[Dataset excerpts]
= = = =
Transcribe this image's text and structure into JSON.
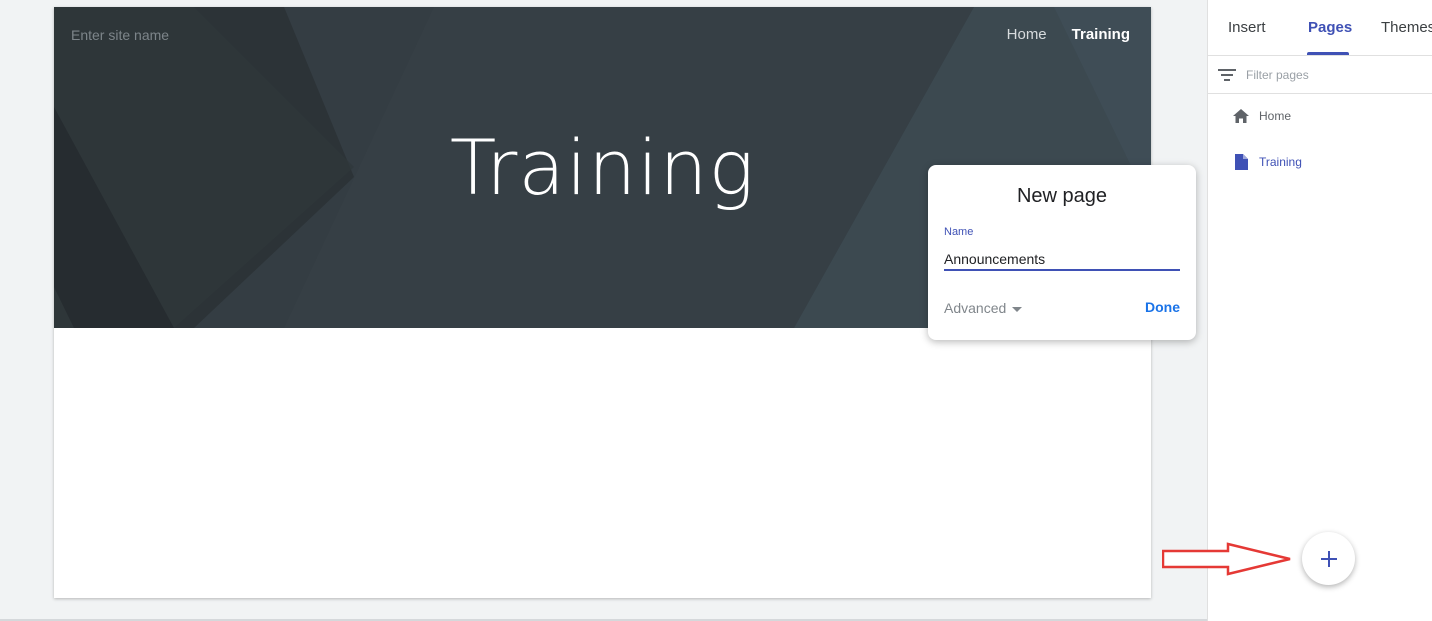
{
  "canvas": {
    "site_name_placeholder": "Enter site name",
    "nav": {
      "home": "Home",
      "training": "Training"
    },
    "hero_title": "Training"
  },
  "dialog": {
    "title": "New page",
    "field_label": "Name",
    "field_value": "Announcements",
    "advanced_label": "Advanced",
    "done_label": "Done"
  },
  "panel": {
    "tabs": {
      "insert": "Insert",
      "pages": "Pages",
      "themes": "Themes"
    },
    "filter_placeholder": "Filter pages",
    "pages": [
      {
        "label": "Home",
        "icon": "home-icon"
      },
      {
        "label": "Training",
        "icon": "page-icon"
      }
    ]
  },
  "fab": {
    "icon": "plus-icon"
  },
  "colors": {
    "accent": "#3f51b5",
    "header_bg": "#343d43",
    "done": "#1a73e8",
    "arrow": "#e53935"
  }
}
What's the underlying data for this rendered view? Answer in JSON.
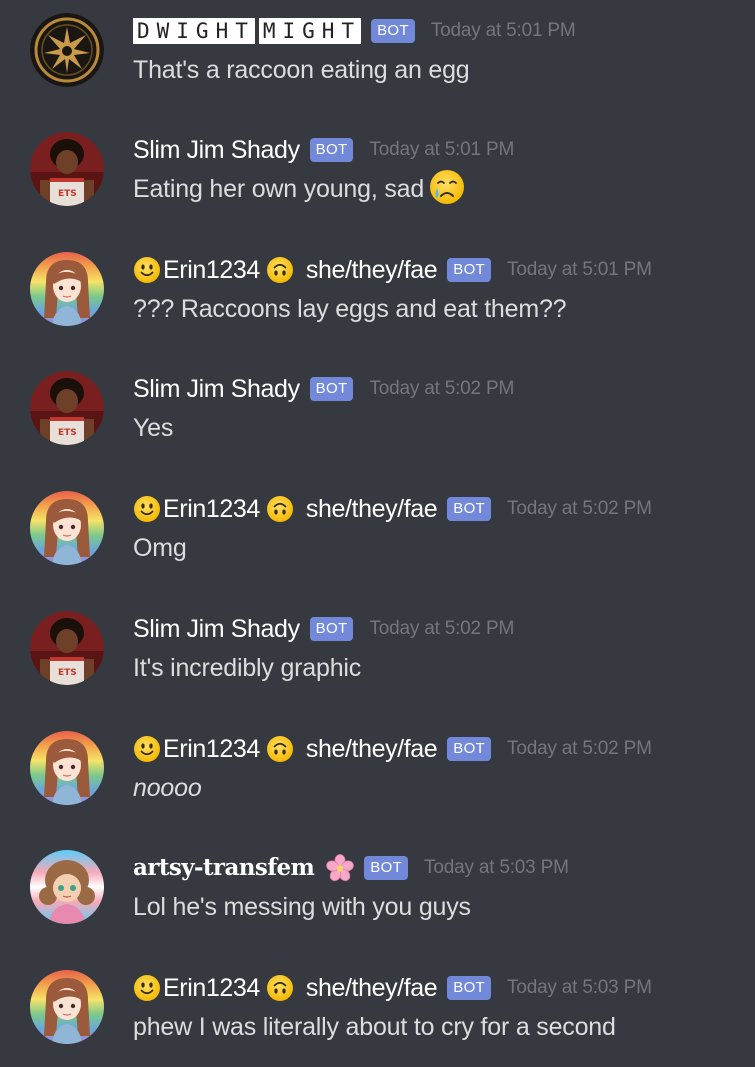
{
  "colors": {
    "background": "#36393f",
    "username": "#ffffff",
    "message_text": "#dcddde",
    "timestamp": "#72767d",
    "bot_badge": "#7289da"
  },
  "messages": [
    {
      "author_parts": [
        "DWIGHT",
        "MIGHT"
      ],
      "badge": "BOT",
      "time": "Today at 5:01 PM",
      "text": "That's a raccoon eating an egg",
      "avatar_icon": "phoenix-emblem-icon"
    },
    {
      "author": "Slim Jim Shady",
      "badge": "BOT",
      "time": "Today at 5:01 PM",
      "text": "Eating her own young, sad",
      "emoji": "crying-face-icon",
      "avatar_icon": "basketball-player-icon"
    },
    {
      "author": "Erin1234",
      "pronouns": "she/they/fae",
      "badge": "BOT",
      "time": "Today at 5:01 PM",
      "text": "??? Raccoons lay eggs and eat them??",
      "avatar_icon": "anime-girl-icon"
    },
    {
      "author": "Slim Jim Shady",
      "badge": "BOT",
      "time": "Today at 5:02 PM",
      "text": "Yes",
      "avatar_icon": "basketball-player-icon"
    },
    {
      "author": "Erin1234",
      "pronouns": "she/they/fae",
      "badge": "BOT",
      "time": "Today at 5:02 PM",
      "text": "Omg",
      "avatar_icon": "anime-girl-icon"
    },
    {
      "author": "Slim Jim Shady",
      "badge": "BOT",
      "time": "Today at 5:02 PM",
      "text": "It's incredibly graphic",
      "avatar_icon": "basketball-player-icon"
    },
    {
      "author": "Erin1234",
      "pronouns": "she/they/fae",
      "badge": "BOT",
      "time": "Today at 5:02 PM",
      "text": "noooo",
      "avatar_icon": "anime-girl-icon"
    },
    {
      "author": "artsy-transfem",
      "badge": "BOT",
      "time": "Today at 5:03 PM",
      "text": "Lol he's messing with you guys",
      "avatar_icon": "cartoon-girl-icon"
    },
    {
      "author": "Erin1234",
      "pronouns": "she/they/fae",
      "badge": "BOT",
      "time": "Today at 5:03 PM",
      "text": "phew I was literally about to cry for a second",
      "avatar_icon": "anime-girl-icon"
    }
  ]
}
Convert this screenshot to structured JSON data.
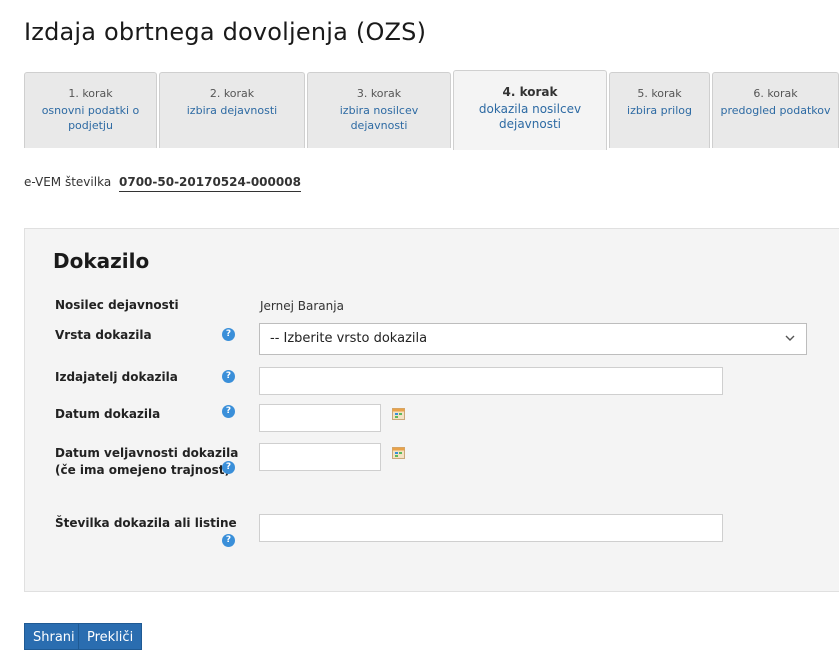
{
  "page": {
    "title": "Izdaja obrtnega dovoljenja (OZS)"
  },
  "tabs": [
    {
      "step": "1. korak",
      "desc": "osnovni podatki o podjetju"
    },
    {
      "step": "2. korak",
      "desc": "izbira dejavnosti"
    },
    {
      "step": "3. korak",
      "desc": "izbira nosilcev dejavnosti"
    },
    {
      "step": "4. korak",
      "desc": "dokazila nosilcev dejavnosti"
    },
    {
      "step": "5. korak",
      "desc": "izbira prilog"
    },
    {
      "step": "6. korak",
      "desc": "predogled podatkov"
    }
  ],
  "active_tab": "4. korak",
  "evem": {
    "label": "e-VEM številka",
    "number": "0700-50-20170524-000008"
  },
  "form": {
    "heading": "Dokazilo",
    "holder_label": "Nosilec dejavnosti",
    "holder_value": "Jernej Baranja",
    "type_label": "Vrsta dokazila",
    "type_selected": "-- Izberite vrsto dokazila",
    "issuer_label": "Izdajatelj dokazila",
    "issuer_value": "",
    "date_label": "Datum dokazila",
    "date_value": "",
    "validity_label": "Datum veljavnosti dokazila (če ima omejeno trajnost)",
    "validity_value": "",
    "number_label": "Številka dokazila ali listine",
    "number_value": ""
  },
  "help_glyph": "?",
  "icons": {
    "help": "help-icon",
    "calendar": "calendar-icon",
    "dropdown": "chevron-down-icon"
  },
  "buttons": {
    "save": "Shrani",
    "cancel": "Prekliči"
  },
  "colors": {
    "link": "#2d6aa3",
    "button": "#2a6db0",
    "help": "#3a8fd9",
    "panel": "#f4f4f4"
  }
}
= = = =
[EXERCISE BRIEF] The records above should be reproduced exactly, with no pictures included.

[SOLUTION TO THE PROBLEM]
Transcribe this image's text and structure into JSON.
{
  "canvas": {
    "site_name_placeholder": "Enter site name",
    "nav": {
      "home": "Home",
      "training": "Training"
    },
    "hero_title": "Training"
  },
  "dialog": {
    "title": "New page",
    "field_label": "Name",
    "field_value": "Announcements",
    "advanced_label": "Advanced",
    "done_label": "Done"
  },
  "panel": {
    "tabs": {
      "insert": "Insert",
      "pages": "Pages",
      "themes": "Themes"
    },
    "filter_placeholder": "Filter pages",
    "pages": [
      {
        "label": "Home",
        "icon": "home-icon"
      },
      {
        "label": "Training",
        "icon": "page-icon"
      }
    ]
  },
  "fab": {
    "icon": "plus-icon"
  },
  "colors": {
    "accent": "#3f51b5",
    "header_bg": "#343d43",
    "done": "#1a73e8",
    "arrow": "#e53935"
  }
}
What's the underlying data for this rendered view? Answer in JSON.
{
  "colors": {
    "background": "#36393f",
    "username": "#ffffff",
    "message_text": "#dcddde",
    "timestamp": "#72767d",
    "bot_badge": "#7289da"
  },
  "messages": [
    {
      "author_parts": [
        "DWIGHT",
        "MIGHT"
      ],
      "badge": "BOT",
      "time": "Today at 5:01 PM",
      "text": "That's a raccoon eating an egg",
      "avatar_icon": "phoenix-emblem-icon"
    },
    {
      "author": "Slim Jim Shady",
      "badge": "BOT",
      "time": "Today at 5:01 PM",
      "text": "Eating her own young, sad",
      "emoji": "crying-face-icon",
      "avatar_icon": "basketball-player-icon"
    },
    {
      "author": "Erin1234",
      "pronouns": "she/they/fae",
      "badge": "BOT",
      "time": "Today at 5:01 PM",
      "text": "??? Raccoons lay eggs and eat them??",
      "avatar_icon": "anime-girl-icon"
    },
    {
      "author": "Slim Jim Shady",
      "badge": "BOT",
      "time": "Today at 5:02 PM",
      "text": "Yes",
      "avatar_icon": "basketball-player-icon"
    },
    {
      "author": "Erin1234",
      "pronouns": "she/they/fae",
      "badge": "BOT",
      "time": "Today at 5:02 PM",
      "text": "Omg",
      "avatar_icon": "anime-girl-icon"
    },
    {
      "author": "Slim Jim Shady",
      "badge": "BOT",
      "time": "Today at 5:02 PM",
      "text": "It's incredibly graphic",
      "avatar_icon": "basketball-player-icon"
    },
    {
      "author": "Erin1234",
      "pronouns": "she/they/fae",
      "badge": "BOT",
      "time": "Today at 5:02 PM",
      "text": "noooo",
      "avatar_icon": "anime-girl-icon"
    },
    {
      "author": "artsy-transfem",
      "badge": "BOT",
      "time": "Today at 5:03 PM",
      "text": "Lol he's messing with you guys",
      "avatar_icon": "cartoon-girl-icon"
    },
    {
      "author": "Erin1234",
      "pronouns": "she/they/fae",
      "badge": "BOT",
      "time": "Today at 5:03 PM",
      "text": "phew I was literally about to cry for a second",
      "avatar_icon": "anime-girl-icon"
    }
  ]
}
Convert this screenshot to structured JSON data.
{
  "page": {
    "title": "Izdaja obrtnega dovoljenja (OZS)"
  },
  "tabs": [
    {
      "step": "1. korak",
      "desc": "osnovni podatki o podjetju"
    },
    {
      "step": "2. korak",
      "desc": "izbira dejavnosti"
    },
    {
      "step": "3. korak",
      "desc": "izbira nosilcev dejavnosti"
    },
    {
      "step": "4. korak",
      "desc": "dokazila nosilcev dejavnosti"
    },
    {
      "step": "5. korak",
      "desc": "izbira prilog"
    },
    {
      "step": "6. korak",
      "desc": "predogled podatkov"
    }
  ],
  "active_tab": "4. korak",
  "evem": {
    "label": "e-VEM številka",
    "number": "0700-50-20170524-000008"
  },
  "form": {
    "heading": "Dokazilo",
    "holder_label": "Nosilec dejavnosti",
    "holder_value": "Jernej Baranja",
    "type_label": "Vrsta dokazila",
    "type_selected": "-- Izberite vrsto dokazila",
    "issuer_label": "Izdajatelj dokazila",
    "issuer_value": "",
    "date_label": "Datum dokazila",
    "date_value": "",
    "validity_label": "Datum veljavnosti dokazila (če ima omejeno trajnost)",
    "validity_value": "",
    "number_label": "Številka dokazila ali listine",
    "number_value": ""
  },
  "help_glyph": "?",
  "icons": {
    "help": "help-icon",
    "calendar": "calendar-icon",
    "dropdown": "chevron-down-icon"
  },
  "buttons": {
    "save": "Shrani",
    "cancel": "Prekliči"
  },
  "colors": {
    "link": "#2d6aa3",
    "button": "#2a6db0",
    "help": "#3a8fd9",
    "panel": "#f4f4f4"
  }
}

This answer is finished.